Sweetening involves the removal of dissolved hydrogen sulfide (H2S) gas from crude oil to meet specifications in a range from about 10-60 ppm H2S. The purpose of sweetening is to reduce corrosion to pipelines and eliminate health and safety hazards associated with H2S. Steam in addition to or alternative to any other gas low in H2S concentration relative to the crude oil to be sweetened can be used as a stripping gas for removal of H2S, for example at stripping gas stream 288. At stripping gas stream 288, a gas, steam, or mix injection at approximately 12 lbs./1000 barrel is injected at the bottom of cold stabilizer 284. Steam injection lowers the partial pressure of H2S in the crude oil. Light components in the crude oil, such as C1-C4 hydrocarbons, vaporize and rise through the stabilizer trays of cold stabilizer 284. Hydrogen sulfide and light hydrocarbons are removed as a gas stream at stream 286 as atmospheric off-gas, and a dry crude oil stream is discharged and collected in a dry crude oil tank before shipment to customers. The stabilizer is used to meet the RVP and H2S specifications. After stabilization and sweetening, the crude oil should meet all specifications for shipment and storage.
Stabilization is a process carried out using heating to remove any remaining dissolved gases, light, volatile hydrocarbons, and H2S. Crude oil is hence split into two components: atmospheric gas from the overhead, for example at stream 286, and stabilized, sweetened crude oil from the bottoms, for example at cold stabilizer product bottom stream 290. Stabilizing crude oil is achieved when crude oil is heated in a multiple stages of separation drums working at increasing temperatures and reduced pressure.

• [Work to complete]:
a) Summarize the crude oil sweetening and stabilization passage in two sentences.
b) Write the next part of the crude oil sweetening and stabilization passage, starting right after its last sentence.
The items have nothing to do with the crude oil passage.

• [Record excerpts]:
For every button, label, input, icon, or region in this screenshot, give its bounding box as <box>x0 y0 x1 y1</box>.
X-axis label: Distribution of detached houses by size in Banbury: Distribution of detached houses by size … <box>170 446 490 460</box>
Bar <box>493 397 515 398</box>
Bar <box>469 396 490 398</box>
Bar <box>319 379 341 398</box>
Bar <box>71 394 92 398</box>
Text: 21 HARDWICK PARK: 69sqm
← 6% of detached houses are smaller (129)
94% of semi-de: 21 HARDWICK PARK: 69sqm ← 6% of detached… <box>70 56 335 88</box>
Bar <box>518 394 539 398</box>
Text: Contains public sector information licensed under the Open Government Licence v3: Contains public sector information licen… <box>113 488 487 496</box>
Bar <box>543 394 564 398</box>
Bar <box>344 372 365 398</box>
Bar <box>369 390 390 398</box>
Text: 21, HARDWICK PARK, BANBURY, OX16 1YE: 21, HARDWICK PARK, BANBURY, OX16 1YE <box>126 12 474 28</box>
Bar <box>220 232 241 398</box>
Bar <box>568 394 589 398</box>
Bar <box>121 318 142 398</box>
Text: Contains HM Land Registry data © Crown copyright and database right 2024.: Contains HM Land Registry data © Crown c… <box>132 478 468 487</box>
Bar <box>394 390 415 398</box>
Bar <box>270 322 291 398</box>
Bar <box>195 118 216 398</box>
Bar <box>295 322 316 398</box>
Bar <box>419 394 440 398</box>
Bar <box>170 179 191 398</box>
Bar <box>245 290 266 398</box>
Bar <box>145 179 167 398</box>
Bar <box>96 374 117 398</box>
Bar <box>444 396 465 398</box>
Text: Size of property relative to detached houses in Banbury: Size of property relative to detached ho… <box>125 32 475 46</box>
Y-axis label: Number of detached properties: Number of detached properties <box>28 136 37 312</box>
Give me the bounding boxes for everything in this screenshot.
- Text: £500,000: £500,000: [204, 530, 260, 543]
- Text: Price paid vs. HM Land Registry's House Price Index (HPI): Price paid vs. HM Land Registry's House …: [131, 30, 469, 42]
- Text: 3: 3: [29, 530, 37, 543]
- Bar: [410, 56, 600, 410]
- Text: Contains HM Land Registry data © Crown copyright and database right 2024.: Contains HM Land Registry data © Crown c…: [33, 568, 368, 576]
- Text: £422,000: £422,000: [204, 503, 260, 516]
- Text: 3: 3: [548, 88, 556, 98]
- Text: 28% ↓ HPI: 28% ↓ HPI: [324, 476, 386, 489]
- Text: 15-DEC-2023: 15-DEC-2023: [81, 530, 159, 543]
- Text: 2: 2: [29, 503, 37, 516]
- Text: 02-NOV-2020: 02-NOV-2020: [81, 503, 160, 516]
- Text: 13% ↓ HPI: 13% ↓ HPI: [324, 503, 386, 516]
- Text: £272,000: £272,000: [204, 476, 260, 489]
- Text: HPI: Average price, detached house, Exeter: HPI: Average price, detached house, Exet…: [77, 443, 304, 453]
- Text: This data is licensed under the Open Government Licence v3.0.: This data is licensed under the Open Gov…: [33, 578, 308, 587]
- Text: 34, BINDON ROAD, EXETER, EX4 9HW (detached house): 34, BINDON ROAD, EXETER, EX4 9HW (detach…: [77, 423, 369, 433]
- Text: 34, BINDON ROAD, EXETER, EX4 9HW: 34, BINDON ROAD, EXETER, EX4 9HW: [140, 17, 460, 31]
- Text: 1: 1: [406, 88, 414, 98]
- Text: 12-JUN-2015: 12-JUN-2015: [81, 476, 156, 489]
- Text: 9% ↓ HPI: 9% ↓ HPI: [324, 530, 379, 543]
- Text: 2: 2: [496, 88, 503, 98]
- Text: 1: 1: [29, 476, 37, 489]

• [In response]:
a) Sweetening removes dissolved H2S from crude oil to about 10-60 ppm to reduce pipeline corrosion and health and safety hazards, using steam or another low-H2S gas injected at the bottom of a cold stabilizer to strip out H2S and light hydrocarbons as off-gas. Stabilization uses heating in multiple separation drums at increasing temperatures and reduced pressure to split crude oil into overhead atmospheric gas and stabilized, sweetened crude oil from the bottoms.

b)
Cold stabilizer 284 performs two functions simultaneously by sweetening sour crude oil by removing the hydrogen sulfide, and reducing the vapor pressure through removal of light, volatile hydrocarbons, thereby making the crude oil safe for shipment in pipelines. Stabilization involves the removal of light ends from crude oil, mainly C1-C4 hydrocarbons, to reduce the vapor pressure to produce dead or stable product that can be stored in an atmospheric tank. Stabilization aims to lower vapor pressure of crude oil to a maximum RVP of about 7 psia and a maximum TVP of about 13.5 psia at 130° F., or in other words low enough so no vapor will flash under atmospheric conditions, making it safe for transportation and shipment. Operating conditions of a stabilizer, such as for example cold stabilizer 284, include temperature in a range from about 160° F. to about 200° F. and pressure from about 3 psig to about 5 psig.
Oil from the dehydrating and desalting unit 278 rises to the top of cold stabilizer 284 and is distributed onto a top tray. Cold stabilizer 284 has a number of trays (for example up to about sixteen), whereby crude oil flows down over each tray until it reaches a draw-off tray. Light components in the crude oil vaporize and rise through the stabilizer trays. Hydrogen sulfide and light hydrocarbons are removed as tops at stream 286, which is compressed in atmospheric pressure compressor 268 and then proceeds to compressed atmospheric off-gas stream 250 to form LPPT inlet stream 252.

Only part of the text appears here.